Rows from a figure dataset

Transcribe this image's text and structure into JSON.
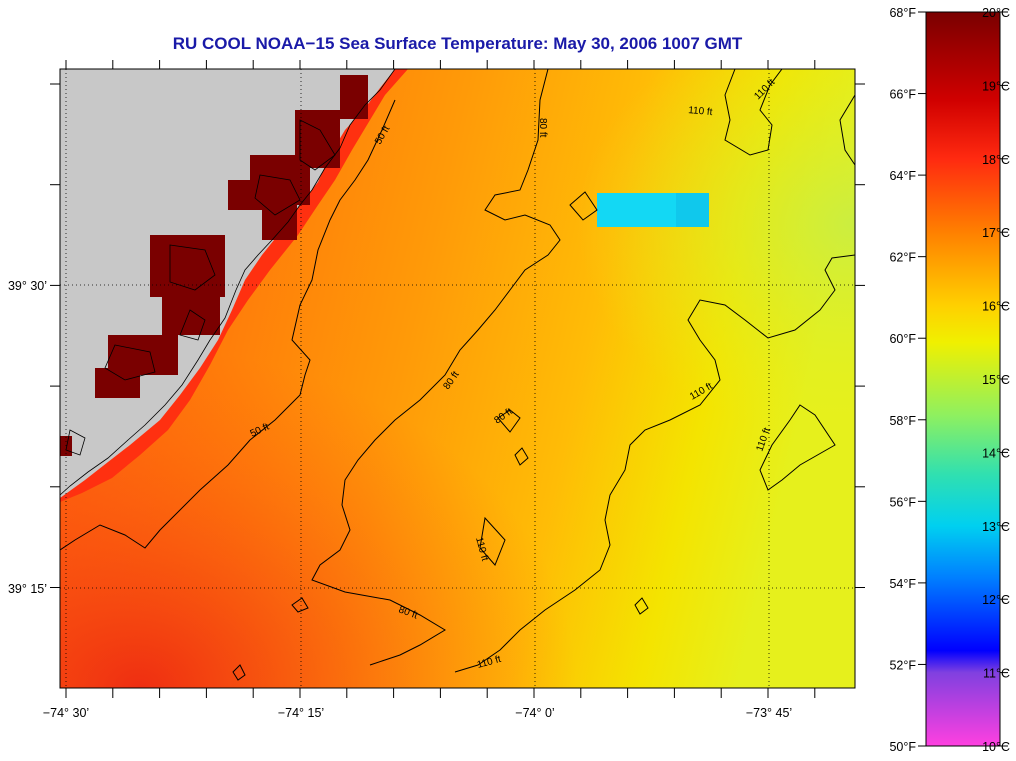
{
  "title": "RU COOL  NOAA−15  Sea Surface Temperature:  May 30, 2006 1007 GMT",
  "lon_labels": [
    "−74° 30’",
    "−74° 15’",
    "−74° 0’",
    "−73° 45’"
  ],
  "lat_labels": [
    "39° 30’",
    "39° 15’"
  ],
  "depth_labels": [
    "50 ft",
    "80 ft",
    "110 ft"
  ],
  "colorbar": {
    "fahrenheit": [
      "68°F",
      "66°F",
      "64°F",
      "62°F",
      "60°F",
      "58°F",
      "56°F",
      "54°F",
      "52°F",
      "50°F"
    ],
    "celsius": [
      "20°C",
      "19°C",
      "18°C",
      "17°C",
      "16°C",
      "15°C",
      "14°C",
      "13°C",
      "12°C",
      "11°C",
      "10°C"
    ],
    "colors": [
      "#7a0000",
      "#c00000",
      "#ff1414",
      "#ff6a00",
      "#ffb400",
      "#f5f500",
      "#aef04a",
      "#36e0a0",
      "#00d0f0",
      "#0080ff",
      "#0000ff",
      "#a040e0",
      "#ff40e0"
    ]
  },
  "map_colors": {
    "land": "#c8c8c8",
    "coast_warm": "#7a0000",
    "anomaly_patch": "#13d8f4"
  }
}
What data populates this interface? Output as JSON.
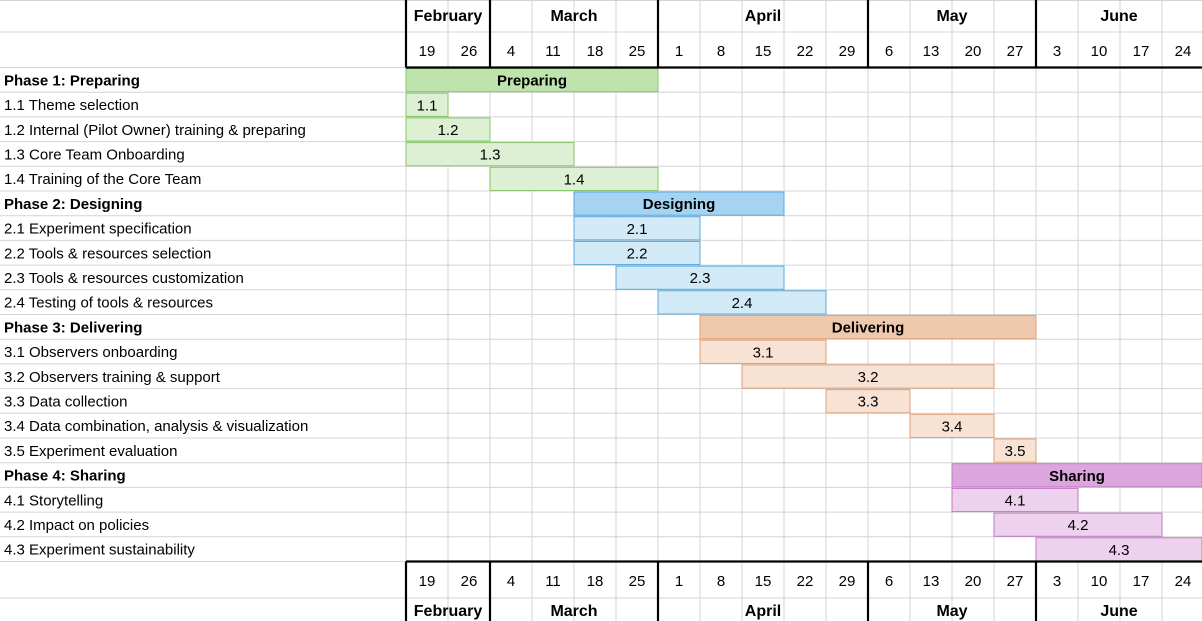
{
  "chart_data": {
    "type": "gantt",
    "months": [
      "February",
      "March",
      "April",
      "May",
      "June"
    ],
    "week_days": [
      19,
      26,
      4,
      11,
      18,
      25,
      1,
      8,
      15,
      22,
      29,
      6,
      13,
      20,
      27,
      3,
      10,
      17,
      24
    ],
    "week_months": [
      "February",
      "February",
      "March",
      "March",
      "March",
      "March",
      "April",
      "April",
      "April",
      "April",
      "April",
      "May",
      "May",
      "May",
      "May",
      "June",
      "June",
      "June",
      "June"
    ],
    "phases": [
      {
        "label": "Phase 1: Preparing",
        "bar_label": "Preparing",
        "start_week": 0,
        "end_week": 6,
        "color_main": "#bfe3ac",
        "color_light": "#ddf0d3",
        "color_border": "#86c56a",
        "tasks": [
          {
            "label": "1.1 Theme selection",
            "code": "1.1",
            "start_week": 0,
            "end_week": 1
          },
          {
            "label": "1.2 Internal (Pilot Owner) training & preparing",
            "code": "1.2",
            "start_week": 0,
            "end_week": 2
          },
          {
            "label": "1.3 Core Team Onboarding",
            "code": "1.3",
            "start_week": 0,
            "end_week": 4
          },
          {
            "label": "1.4 Training of the Core Team",
            "code": "1.4",
            "start_week": 2,
            "end_week": 6
          }
        ]
      },
      {
        "label": "Phase 2: Designing",
        "bar_label": "Designing",
        "start_week": 4,
        "end_week": 9,
        "color_main": "#a5d4f2",
        "color_light": "#d2eaf8",
        "color_border": "#5aa8dd",
        "tasks": [
          {
            "label": "2.1 Experiment specification",
            "code": "2.1",
            "start_week": 4,
            "end_week": 7
          },
          {
            "label": "2.2 Tools & resources selection",
            "code": "2.2",
            "start_week": 4,
            "end_week": 7
          },
          {
            "label": "2.3 Tools & resources customization",
            "code": "2.3",
            "start_week": 5,
            "end_week": 9
          },
          {
            "label": "2.4 Testing of tools & resources",
            "code": "2.4",
            "start_week": 6,
            "end_week": 10
          }
        ]
      },
      {
        "label": "Phase 3: Delivering",
        "bar_label": "Delivering",
        "start_week": 7,
        "end_week": 15,
        "color_main": "#efc9ad",
        "color_light": "#f8e2d4",
        "color_border": "#e0a07a",
        "tasks": [
          {
            "label": "3.1 Observers onboarding",
            "code": "3.1",
            "start_week": 7,
            "end_week": 10
          },
          {
            "label": "3.2 Observers training & support",
            "code": "3.2",
            "start_week": 8,
            "end_week": 14
          },
          {
            "label": "3.3 Data collection",
            "code": "3.3",
            "start_week": 10,
            "end_week": 12
          },
          {
            "label": "3.4 Data combination, analysis & visualization",
            "code": "3.4",
            "start_week": 12,
            "end_week": 14
          },
          {
            "label": "3.5 Experiment evaluation",
            "code": "3.5",
            "start_week": 14,
            "end_week": 15
          }
        ]
      },
      {
        "label": "Phase 4: Sharing",
        "bar_label": "Sharing",
        "start_week": 13,
        "end_week": 19,
        "color_main": "#dba6dd",
        "color_light": "#eed1ee",
        "color_border": "#c07ac4",
        "tasks": [
          {
            "label": "4.1 Storytelling",
            "code": "4.1",
            "start_week": 13,
            "end_week": 16
          },
          {
            "label": "4.2 Impact on policies",
            "code": "4.2",
            "start_week": 14,
            "end_week": 18
          },
          {
            "label": "4.3 Experiment sustainability",
            "code": "4.3",
            "start_week": 15,
            "end_week": 19
          }
        ]
      }
    ]
  }
}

• [Task prompt] List all lines holding the string "this".

• [Exercise result]
Transcribe this image's text and structure into JSON.
What data populates this interface? Output as JSON.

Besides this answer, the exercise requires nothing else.